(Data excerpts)

◆ ◆ ◆ ◆ ◆ ◆ ◆

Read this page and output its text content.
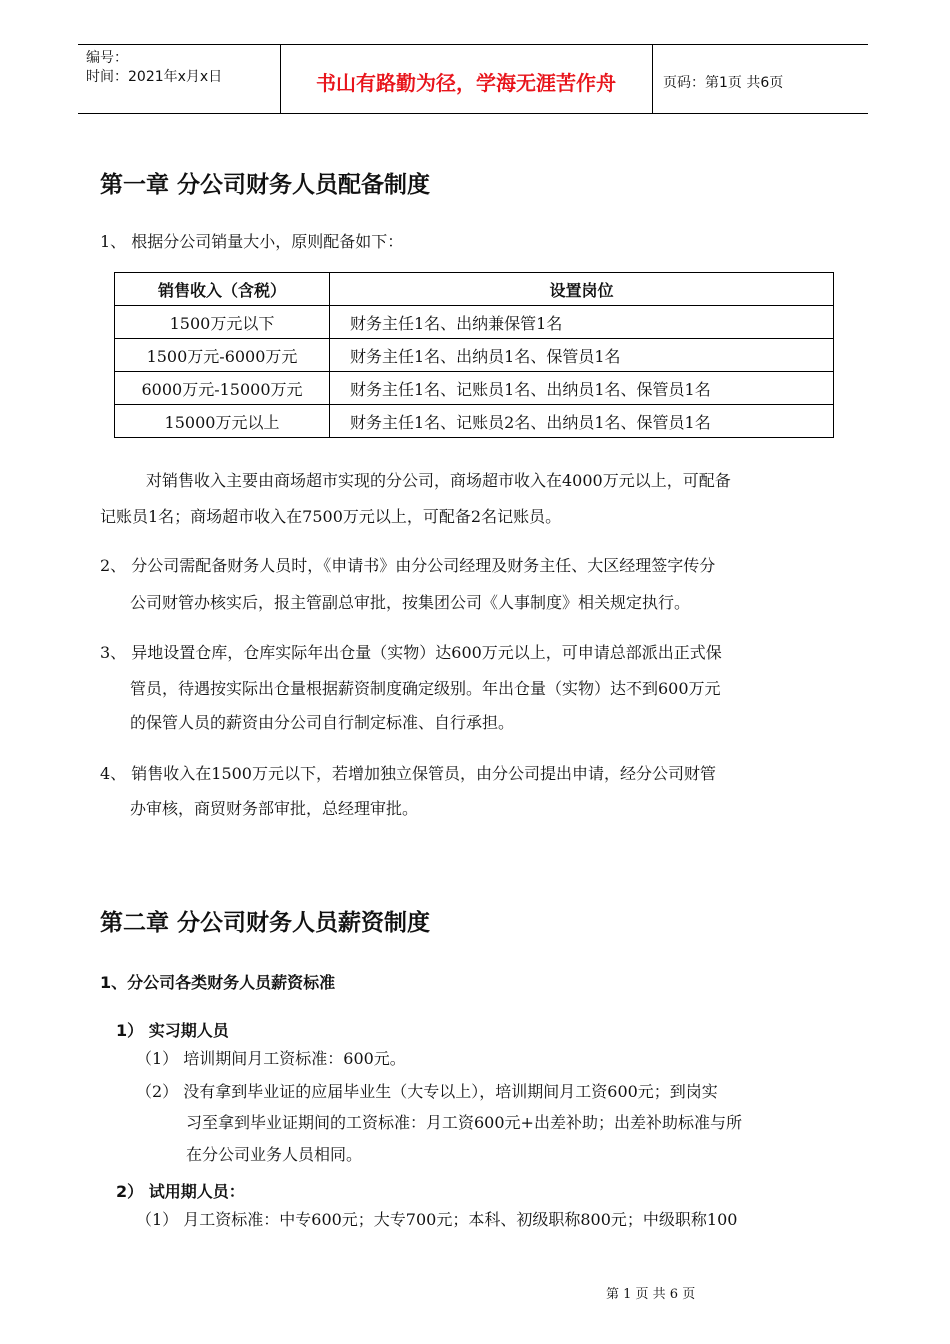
编号：
时间：2021年x月x日	书山有路勤为径，学海无涯苦作舟	页码：第1页 共6页
第一章 分公司财务人员配备制度
1、 根据分公司销量大小，原则配备如下：
销售收入（含税）	设置岗位
1500万元以下	财务主任1名、出纳兼保管1名
1500万元-6000万元	财务主任1名、出纳员1名、保管员1名
6000万元-15000万元	财务主任1名、记账员1名、出纳员1名、保管员1名
15000万元以上	财务主任1名、记账员2名、出纳员1名、保管员1名
对销售收入主要由商场超市实现的分公司，商场超市收入在4000万元以上，可配备
记账员1名；商场超市收入在7500万元以上，可配备2名记账员。
2、 分公司需配备财务人员时，《申请书》由分公司经理及财务主任、大区经理签字传分
公司财管办核实后，报主管副总审批，按集团公司《人事制度》相关规定执行。
3、 异地设置仓库，仓库实际年出仓量（实物）达600万元以上，可申请总部派出正式保
管员，待遇按实际出仓量根据薪资制度确定级别。年出仓量（实物）达不到600万元
的保管人员的薪资由分公司自行制定标准、自行承担。
4、 销售收入在1500万元以下，若增加独立保管员，由分公司提出申请，经分公司财管
办审核，商贸财务部审批，总经理审批。
第二章 分公司财务人员薪资制度
1、分公司各类财务人员薪资标准
1） 实习期人员
（1） 培训期间月工资标准：600元。
（2） 没有拿到毕业证的应届毕业生（大专以上），培训期间月工资600元；到岗实
习至拿到毕业证期间的工资标准：月工资600元+出差补助；出差补助标准与所
在分公司业务人员相同。
2） 试用期人员：
（1） 月工资标准：中专600元；大专700元；本科、初级职称800元；中级职称100
第 1 页 共 6 页
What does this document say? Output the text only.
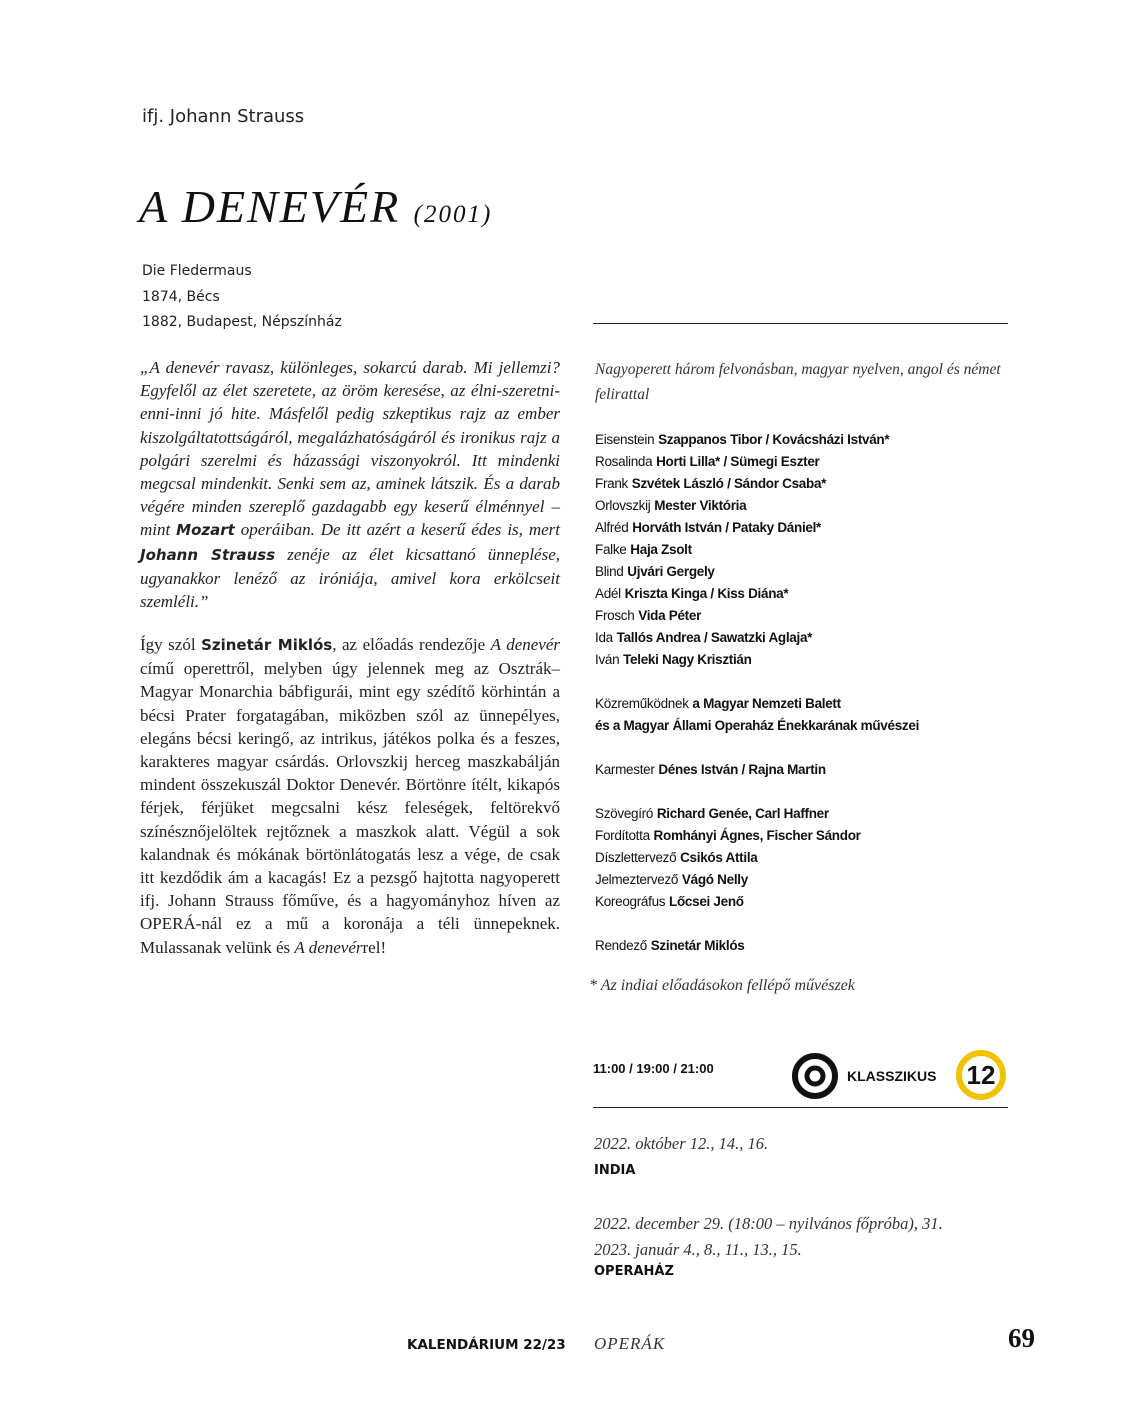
ifj. Johann Strauss
A DENEVÉR (2001)
Die Fledermaus
1874, Bécs
1882, Budapest, Népszínház
„A denevér ravasz, különleges, sokarcú darab. Mi jellemzi? Egyfelől az élet szeretete, az öröm keresése, az élni-szeretni-enni-inni jó hite. Másfelől pedig szkeptikus rajz az ember kiszolgáltatottságáról, megalázhatóságáról és ironikus rajz a polgári szerelmi és házassági viszonyokról. Itt mindenki megcsal mindenkit. Senki sem az, aminek látszik. És a darab végére minden szereplő gazdagabb egy keserű élménnyel – mint Mozart operáiban. De itt azért a keserű édes is, mert Johann Strauss zenéje az élet kicsattanó ünneplése, ugyanakkor lenéző az iróniája, amivel kora erkölcseit szemléli.”
Így szól Szinetár Miklós, az előadás rendezője A denevér című operettről, melyben úgy jelennek meg az Osztrák–Magyar Monarchia bábfigurái, mint egy szédítő körhintán a bécsi Prater forgatagában, miközben szól az ünnepélyes, elegáns bécsi keringő, az intrikus, játékos polka és a feszes, karakteres magyar csárdás. Orlovszkij herceg maszkabálján mindent összekuszál Doktor Denevér. Börtönre ítélt, kikapós férjek, férjüket megcsalni kész feleségek, feltörekvő színésznőjelöltek rejtőznek a maszkok alatt. Végül a sok kalandnak és mókának börtönlátogatás lesz a vége, de csak itt kezdődik ám a kacagás! Ez a pezsgő hajtotta nagyoperett ifj. Johann Strauss főműve, és a hagyományhoz híven az OPERÁ-nál ez a mű a koronája a téli ünnepeknek. Mulassanak velünk és A denevérrel!
Nagyoperett három felvonásban, magyar nyelven, angol és német felirattal
Eisenstein Szappanos Tibor / Kovácsházi István*
Rosalinda Horti Lilla* / Sümegi Eszter
Frank Szvétek László / Sándor Csaba*
Orlovszkij Mester Viktória
Alfréd Horváth István / Pataky Dániel*
Falke Haja Zsolt
Blind Ujvári Gergely
Adél Kriszta Kinga / Kiss Diána*
Frosch Vida Péter
Ida Tallós Andrea / Sawatzki Aglaja*
Iván Teleki Nagy Krisztián
Közreműködnek a Magyar Nemzeti Balett
és a Magyar Állami Operaház Énekkarának művészei
Karmester Dénes István / Rajna Martin
Szövegíró Richard Genée, Carl Haffner
Fordította Romhányi Ágnes, Fischer Sándor
Díszlettervező Csikós Attila
Jelmeztervező Vágó Nelly
Koreográfus Lőcsei Jenő
Rendező Szinetár Miklós
* Az indiai előadásokon fellépő művészek
11:00 / 19:00 / 21:00	KLASSZIKUS 12
2022. október 12., 14., 16.
INDIA
2022. december 29. (18:00 – nyilvános főpróba), 31.
2023. január 4., 8., 11., 13., 15.
OPERAHÁZ
KALENDÁRIUM 22/23 OPERÁK	69
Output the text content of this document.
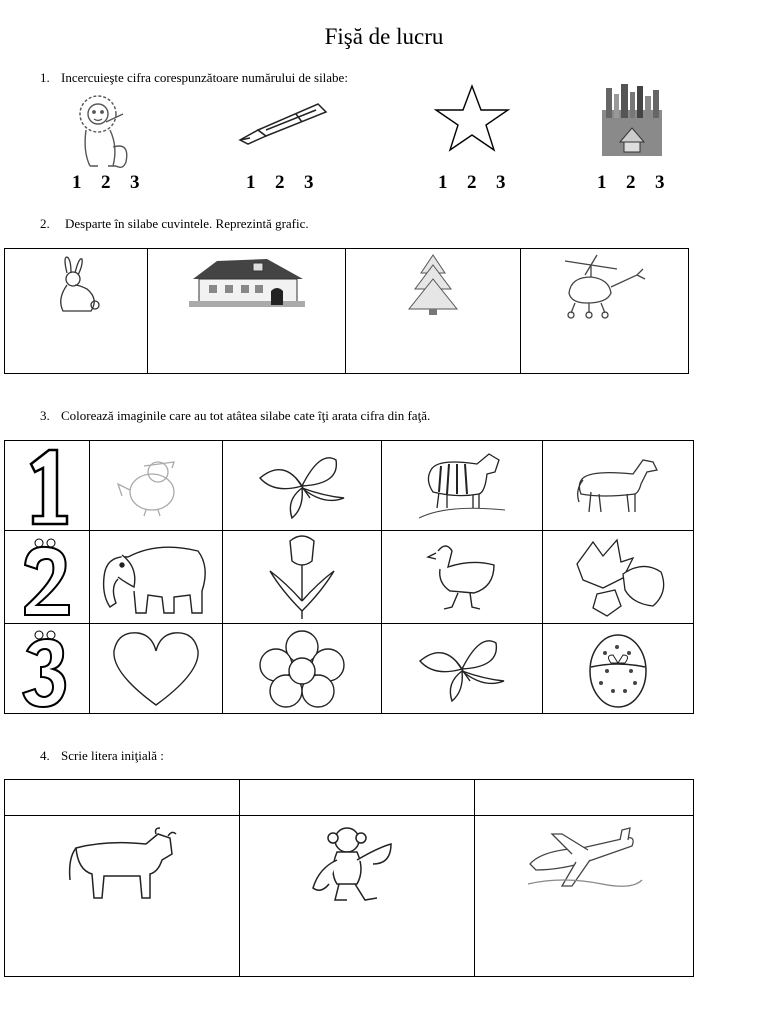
Fişă de lucru
1. Incercuieşte cifra corespunzătoare numărului de silabe:
1 2 3	1 2 3	1 2 3	1 2 3
2. Desparte în silabe cuvintele. Reprezintă grafic.

3. Colorează imaginile care au tot atâtea silabe cate îţi arata cifra din faţă.

4. Scrie litera iniţială :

◆ ◆ ◆ ◆ ◆ ◆ ◆

- [Required work]: Omit the pictures and restate the rest of the records verbatim.

- [Full solution]:
Read this page and output its text content.
编号：
时间：2021年x月x日	书山有路勤为径，学海无涯苦作舟	页码：第1页 共6页
第一章 分公司财务人员配备制度
1、 根据分公司销量大小，原则配备如下：
销售收入（含税）	设置岗位
1500万元以下	财务主任1名、出纳兼保管1名
1500万元-6000万元	财务主任1名、出纳员1名、保管员1名
6000万元-15000万元	财务主任1名、记账员1名、出纳员1名、保管员1名
15000万元以上	财务主任1名、记账员2名、出纳员1名、保管员1名
对销售收入主要由商场超市实现的分公司，商场超市收入在4000万元以上，可配备
记账员1名；商场超市收入在7500万元以上，可配备2名记账员。
2、 分公司需配备财务人员时，《申请书》由分公司经理及财务主任、大区经理签字传分
公司财管办核实后，报主管副总审批，按集团公司《人事制度》相关规定执行。
3、 异地设置仓库，仓库实际年出仓量（实物）达600万元以上，可申请总部派出正式保
管员，待遇按实际出仓量根据薪资制度确定级别。年出仓量（实物）达不到600万元
的保管人员的薪资由分公司自行制定标准、自行承担。
4、 销售收入在1500万元以下，若增加独立保管员，由分公司提出申请，经分公司财管
办审核，商贸财务部审批，总经理审批。
第二章 分公司财务人员薪资制度
1、分公司各类财务人员薪资标准
1） 实习期人员
（1） 培训期间月工资标准：600元。
（2） 没有拿到毕业证的应届毕业生（大专以上），培训期间月工资600元；到岗实
习至拿到毕业证期间的工资标准：月工资600元+出差补助；出差补助标准与所
在分公司业务人员相同。
2） 试用期人员：
（1） 月工资标准：中专600元；大专700元；本科、初级职称800元；中级职称100
第 1 页 共 6 页
What does this document say? Output the text only.
ifj. Johann Strauss
A DENEVÉR (2001)
Die Fledermaus
1874, Bécs
1882, Budapest, Népszínház
„A denevér ravasz, különleges, sokarcú darab. Mi jellemzi? Egyfelől az élet szeretete, az öröm keresése, az élni-szeretni-enni-inni jó hite. Másfelől pedig szkeptikus rajz az ember kiszolgáltatottságáról, megalázhatóságáról és ironikus rajz a polgári szerelmi és házassági viszonyokról. Itt mindenki megcsal mindenkit. Senki sem az, aminek látszik. És a darab végére minden szereplő gazdagabb egy keserű élménnyel – mint Mozart operáiban. De itt azért a keserű édes is, mert Johann Strauss zenéje az élet kicsattanó ünneplése, ugyanakkor lenéző az iróniája, amivel kora erkölcseit szemléli.”
Így szól Szinetár Miklós, az előadás rendezője A denevér című operettről, melyben úgy jelennek meg az Osztrák–Magyar Monarchia bábfigurái, mint egy szédítő körhintán a bécsi Prater forgatagában, miközben szól az ünnepélyes, elegáns bécsi keringő, az intrikus, játékos polka és a feszes, karakteres magyar csárdás. Orlovszkij herceg maszkabálján mindent összekuszál Doktor Denevér. Börtönre ítélt, kikapós férjek, férjüket megcsalni kész feleségek, feltörekvő színésznőjelöltek rejtőznek a maszkok alatt. Végül a sok kalandnak és mókának börtönlátogatás lesz a vége, de csak itt kezdődik ám a kacagás! Ez a pezsgő hajtotta nagyoperett ifj. Johann Strauss főműve, és a hagyományhoz híven az OPERÁ-nál ez a mű a koronája a téli ünnepeknek. Mulassanak velünk és A denevérrel!
Nagyoperett három felvonásban, magyar nyelven, angol és német felirattal
Eisenstein Szappanos Tibor / Kovácsházi István*
Rosalinda Horti Lilla* / Sümegi Eszter
Frank Szvétek László / Sándor Csaba*
Orlovszkij Mester Viktória
Alfréd Horváth István / Pataky Dániel*
Falke Haja Zsolt
Blind Ujvári Gergely
Adél Kriszta Kinga / Kiss Diána*
Frosch Vida Péter
Ida Tallós Andrea / Sawatzki Aglaja*
Iván Teleki Nagy Krisztián
Közreműködnek a Magyar Nemzeti Balett
és a Magyar Állami Operaház Énekkarának művészei
Karmester Dénes István / Rajna Martin
Szövegíró Richard Genée, Carl Haffner
Fordította Romhányi Ágnes, Fischer Sándor
Díszlettervező Csikós Attila
Jelmeztervező Vágó Nelly
Koreográfus Lőcsei Jenő
Rendező Szinetár Miklós
* Az indiai előadásokon fellépő művészek
11:00 / 19:00 / 21:00	KLASSZIKUS 12
2022. október 12., 14., 16.
INDIA
2022. december 29. (18:00 – nyilvános főpróba), 31.
2023. január 4., 8., 11., 13., 15.
OPERAHÁZ
KALENDÁRIUM 22/23 OPERÁK	69
Output the text content of this document.
Fişă de lucru
1. Incercuieşte cifra corespunzătoare numărului de silabe:
1 2 3	1 2 3	1 2 3	1 2 3
2. Desparte în silabe cuvintele. Reprezintă grafic.

3. Colorează imaginile care au tot atâtea silabe cate îţi arata cifra din faţă.

4. Scrie litera iniţială :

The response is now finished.